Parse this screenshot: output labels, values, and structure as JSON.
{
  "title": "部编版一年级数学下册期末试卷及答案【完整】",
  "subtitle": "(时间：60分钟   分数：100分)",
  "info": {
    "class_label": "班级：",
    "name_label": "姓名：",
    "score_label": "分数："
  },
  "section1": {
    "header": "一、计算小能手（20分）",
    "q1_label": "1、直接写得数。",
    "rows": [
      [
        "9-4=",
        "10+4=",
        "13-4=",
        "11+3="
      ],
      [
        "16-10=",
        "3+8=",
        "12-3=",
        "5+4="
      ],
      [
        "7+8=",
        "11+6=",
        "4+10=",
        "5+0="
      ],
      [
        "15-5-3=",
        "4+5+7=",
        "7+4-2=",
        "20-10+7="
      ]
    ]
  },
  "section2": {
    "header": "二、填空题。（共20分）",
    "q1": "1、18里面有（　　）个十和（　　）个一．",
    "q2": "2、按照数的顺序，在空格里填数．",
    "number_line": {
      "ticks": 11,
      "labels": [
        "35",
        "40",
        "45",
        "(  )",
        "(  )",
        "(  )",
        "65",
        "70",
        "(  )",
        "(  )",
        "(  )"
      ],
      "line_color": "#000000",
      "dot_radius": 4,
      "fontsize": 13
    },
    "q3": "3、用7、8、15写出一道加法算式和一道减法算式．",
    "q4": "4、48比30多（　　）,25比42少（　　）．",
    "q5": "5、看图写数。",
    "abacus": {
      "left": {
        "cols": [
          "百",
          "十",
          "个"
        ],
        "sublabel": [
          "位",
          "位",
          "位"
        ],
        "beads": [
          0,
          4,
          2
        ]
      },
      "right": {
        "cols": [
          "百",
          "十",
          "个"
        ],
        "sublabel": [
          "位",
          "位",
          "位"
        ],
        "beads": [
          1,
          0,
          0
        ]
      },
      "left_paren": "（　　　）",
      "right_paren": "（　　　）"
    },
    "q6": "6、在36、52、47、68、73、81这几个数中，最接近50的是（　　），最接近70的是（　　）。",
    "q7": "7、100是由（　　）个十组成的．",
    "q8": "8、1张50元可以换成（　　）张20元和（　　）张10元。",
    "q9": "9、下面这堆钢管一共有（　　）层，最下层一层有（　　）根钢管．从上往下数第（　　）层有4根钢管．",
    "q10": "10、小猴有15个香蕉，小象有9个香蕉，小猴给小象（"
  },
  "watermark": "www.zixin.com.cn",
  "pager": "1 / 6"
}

· · · ·

- _Short problem_
Exactly reproduce every line of the data above.

- _Response_
Parse this screenshot: output labels, values, and structure as JSON.
{
  "title": "部编版一年级数学下册期末试卷及答案【完整】",
  "subtitle": "(时间：60分钟   分数：100分)",
  "info": {
    "class_label": "班级：",
    "name_label": "姓名：",
    "score_label": "分数："
  },
  "section1": {
    "header": "一、计算小能手（20分）",
    "q1_label": "1、直接写得数。",
    "rows": [
      [
        "9-4=",
        "10+4=",
        "13-4=",
        "11+3="
      ],
      [
        "16-10=",
        "3+8=",
        "12-3=",
        "5+4="
      ],
      [
        "7+8=",
        "11+6=",
        "4+10=",
        "5+0="
      ],
      [
        "15-5-3=",
        "4+5+7=",
        "7+4-2=",
        "20-10+7="
      ]
    ]
  },
  "section2": {
    "header": "二、填空题。（共20分）",
    "q1": "1、18里面有（　　）个十和（　　）个一．",
    "q2": "2、按照数的顺序，在空格里填数．",
    "number_line": {
      "ticks": 11,
      "labels": [
        "35",
        "40",
        "45",
        "(  )",
        "(  )",
        "(  )",
        "65",
        "70",
        "(  )",
        "(  )",
        "(  )"
      ],
      "line_color": "#000000",
      "dot_radius": 4,
      "fontsize": 13
    },
    "q3": "3、用7、8、15写出一道加法算式和一道减法算式．",
    "q4": "4、48比30多（　　）,25比42少（　　）．",
    "q5": "5、看图写数。",
    "abacus": {
      "left": {
        "cols": [
          "百",
          "十",
          "个"
        ],
        "sublabel": [
          "位",
          "位",
          "位"
        ],
        "beads": [
          0,
          4,
          2
        ]
      },
      "right": {
        "cols": [
          "百",
          "十",
          "个"
        ],
        "sublabel": [
          "位",
          "位",
          "位"
        ],
        "beads": [
          1,
          0,
          0
        ]
      },
      "left_paren": "（　　　）",
      "right_paren": "（　　　）"
    },
    "q6": "6、在36、52、47、68、73、81这几个数中，最接近50的是（　　），最接近70的是（　　）。",
    "q7": "7、100是由（　　）个十组成的．",
    "q8": "8、1张50元可以换成（　　）张20元和（　　）张10元。",
    "q9": "9、下面这堆钢管一共有（　　）层，最下层一层有（　　）根钢管．从上往下数第（　　）层有4根钢管．",
    "q10": "10、小猴有15个香蕉，小象有9个香蕉，小猴给小象（"
  },
  "watermark": "www.zixin.com.cn",
  "pager": "1 / 6"
}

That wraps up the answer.